--- start ---

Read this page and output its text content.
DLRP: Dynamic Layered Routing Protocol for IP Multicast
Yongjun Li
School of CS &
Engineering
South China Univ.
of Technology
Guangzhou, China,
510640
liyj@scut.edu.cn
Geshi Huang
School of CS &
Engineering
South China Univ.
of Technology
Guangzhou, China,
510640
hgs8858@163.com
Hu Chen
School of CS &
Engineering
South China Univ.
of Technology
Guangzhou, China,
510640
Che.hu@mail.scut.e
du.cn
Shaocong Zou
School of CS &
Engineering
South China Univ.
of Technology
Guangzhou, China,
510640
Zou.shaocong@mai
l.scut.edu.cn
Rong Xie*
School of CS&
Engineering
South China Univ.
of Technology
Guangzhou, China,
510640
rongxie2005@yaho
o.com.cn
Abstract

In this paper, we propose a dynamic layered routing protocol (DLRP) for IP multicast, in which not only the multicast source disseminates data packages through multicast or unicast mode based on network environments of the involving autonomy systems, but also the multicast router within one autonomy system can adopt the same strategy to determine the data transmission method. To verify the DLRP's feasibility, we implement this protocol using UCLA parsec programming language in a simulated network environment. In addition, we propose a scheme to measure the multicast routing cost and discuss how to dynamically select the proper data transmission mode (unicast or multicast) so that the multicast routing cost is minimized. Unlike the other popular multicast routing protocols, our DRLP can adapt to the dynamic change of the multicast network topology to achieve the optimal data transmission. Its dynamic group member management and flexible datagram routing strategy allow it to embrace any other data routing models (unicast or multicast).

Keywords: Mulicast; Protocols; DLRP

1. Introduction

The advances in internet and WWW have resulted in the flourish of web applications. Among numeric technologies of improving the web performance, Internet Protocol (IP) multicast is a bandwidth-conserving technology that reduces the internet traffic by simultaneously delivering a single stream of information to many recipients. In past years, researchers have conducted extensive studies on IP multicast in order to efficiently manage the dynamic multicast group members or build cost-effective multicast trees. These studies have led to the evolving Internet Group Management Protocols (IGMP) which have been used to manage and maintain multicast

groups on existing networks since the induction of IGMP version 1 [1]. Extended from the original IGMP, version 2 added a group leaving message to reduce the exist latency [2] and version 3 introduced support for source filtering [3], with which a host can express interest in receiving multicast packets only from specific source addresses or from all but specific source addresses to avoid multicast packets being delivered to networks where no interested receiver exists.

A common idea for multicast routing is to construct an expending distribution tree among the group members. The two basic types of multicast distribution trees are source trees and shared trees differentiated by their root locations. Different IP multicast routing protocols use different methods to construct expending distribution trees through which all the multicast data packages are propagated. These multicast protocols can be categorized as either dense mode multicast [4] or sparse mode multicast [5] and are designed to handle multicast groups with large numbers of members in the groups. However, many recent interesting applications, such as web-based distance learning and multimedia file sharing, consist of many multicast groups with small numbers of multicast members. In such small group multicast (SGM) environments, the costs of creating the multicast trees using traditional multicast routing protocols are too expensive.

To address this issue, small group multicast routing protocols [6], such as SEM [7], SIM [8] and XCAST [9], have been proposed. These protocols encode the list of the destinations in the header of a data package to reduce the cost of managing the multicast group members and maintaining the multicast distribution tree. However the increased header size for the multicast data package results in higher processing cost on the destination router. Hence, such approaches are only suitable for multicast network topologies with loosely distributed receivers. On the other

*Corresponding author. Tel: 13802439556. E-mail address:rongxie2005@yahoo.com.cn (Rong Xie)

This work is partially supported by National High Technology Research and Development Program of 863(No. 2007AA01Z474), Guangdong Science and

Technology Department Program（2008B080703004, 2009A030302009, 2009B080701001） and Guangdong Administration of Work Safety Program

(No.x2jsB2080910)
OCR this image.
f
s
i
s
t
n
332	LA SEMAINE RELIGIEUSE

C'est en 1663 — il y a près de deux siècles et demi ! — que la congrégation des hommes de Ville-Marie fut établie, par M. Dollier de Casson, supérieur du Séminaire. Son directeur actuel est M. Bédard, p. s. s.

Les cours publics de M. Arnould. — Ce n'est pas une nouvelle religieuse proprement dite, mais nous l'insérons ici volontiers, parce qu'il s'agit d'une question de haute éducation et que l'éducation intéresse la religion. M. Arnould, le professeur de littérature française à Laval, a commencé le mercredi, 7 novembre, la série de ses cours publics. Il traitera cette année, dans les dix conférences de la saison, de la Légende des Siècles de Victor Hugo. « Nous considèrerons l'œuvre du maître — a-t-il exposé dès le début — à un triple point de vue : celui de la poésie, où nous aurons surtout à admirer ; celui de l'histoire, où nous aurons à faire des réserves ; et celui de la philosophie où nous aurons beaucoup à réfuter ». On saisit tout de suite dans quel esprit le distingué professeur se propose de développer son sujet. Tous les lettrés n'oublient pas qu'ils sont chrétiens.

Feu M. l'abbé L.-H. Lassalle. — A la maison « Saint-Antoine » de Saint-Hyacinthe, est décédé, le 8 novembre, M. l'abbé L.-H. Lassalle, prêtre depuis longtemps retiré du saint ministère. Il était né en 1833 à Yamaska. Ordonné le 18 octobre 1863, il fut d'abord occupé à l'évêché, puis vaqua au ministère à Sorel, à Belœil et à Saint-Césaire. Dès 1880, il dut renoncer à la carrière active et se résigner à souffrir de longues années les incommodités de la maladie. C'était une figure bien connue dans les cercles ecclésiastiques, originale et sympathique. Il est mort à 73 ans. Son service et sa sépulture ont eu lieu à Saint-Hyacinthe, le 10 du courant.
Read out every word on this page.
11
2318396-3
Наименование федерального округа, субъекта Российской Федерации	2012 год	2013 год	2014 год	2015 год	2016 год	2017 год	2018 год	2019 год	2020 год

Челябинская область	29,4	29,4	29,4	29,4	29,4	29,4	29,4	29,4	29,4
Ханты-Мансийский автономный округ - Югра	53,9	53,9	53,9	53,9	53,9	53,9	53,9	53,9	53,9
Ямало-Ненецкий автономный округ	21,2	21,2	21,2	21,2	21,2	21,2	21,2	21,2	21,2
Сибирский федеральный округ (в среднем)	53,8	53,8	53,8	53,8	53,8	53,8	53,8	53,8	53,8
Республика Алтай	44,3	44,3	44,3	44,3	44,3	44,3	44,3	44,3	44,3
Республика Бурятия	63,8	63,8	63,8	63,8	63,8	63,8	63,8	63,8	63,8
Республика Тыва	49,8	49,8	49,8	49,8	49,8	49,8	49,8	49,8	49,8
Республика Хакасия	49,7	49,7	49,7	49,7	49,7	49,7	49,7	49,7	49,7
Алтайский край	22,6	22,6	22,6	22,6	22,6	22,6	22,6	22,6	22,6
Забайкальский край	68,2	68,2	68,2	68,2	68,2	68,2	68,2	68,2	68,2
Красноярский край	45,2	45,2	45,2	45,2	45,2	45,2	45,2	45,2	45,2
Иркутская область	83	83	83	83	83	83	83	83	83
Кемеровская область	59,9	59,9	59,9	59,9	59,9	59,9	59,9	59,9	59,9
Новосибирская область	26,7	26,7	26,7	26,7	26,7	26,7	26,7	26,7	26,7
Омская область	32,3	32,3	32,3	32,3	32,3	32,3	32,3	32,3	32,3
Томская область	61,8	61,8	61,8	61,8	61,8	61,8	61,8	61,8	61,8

--- end ---

Write the number of lines containing the word "область" and nothing besides it.

Answer for this exercise: 6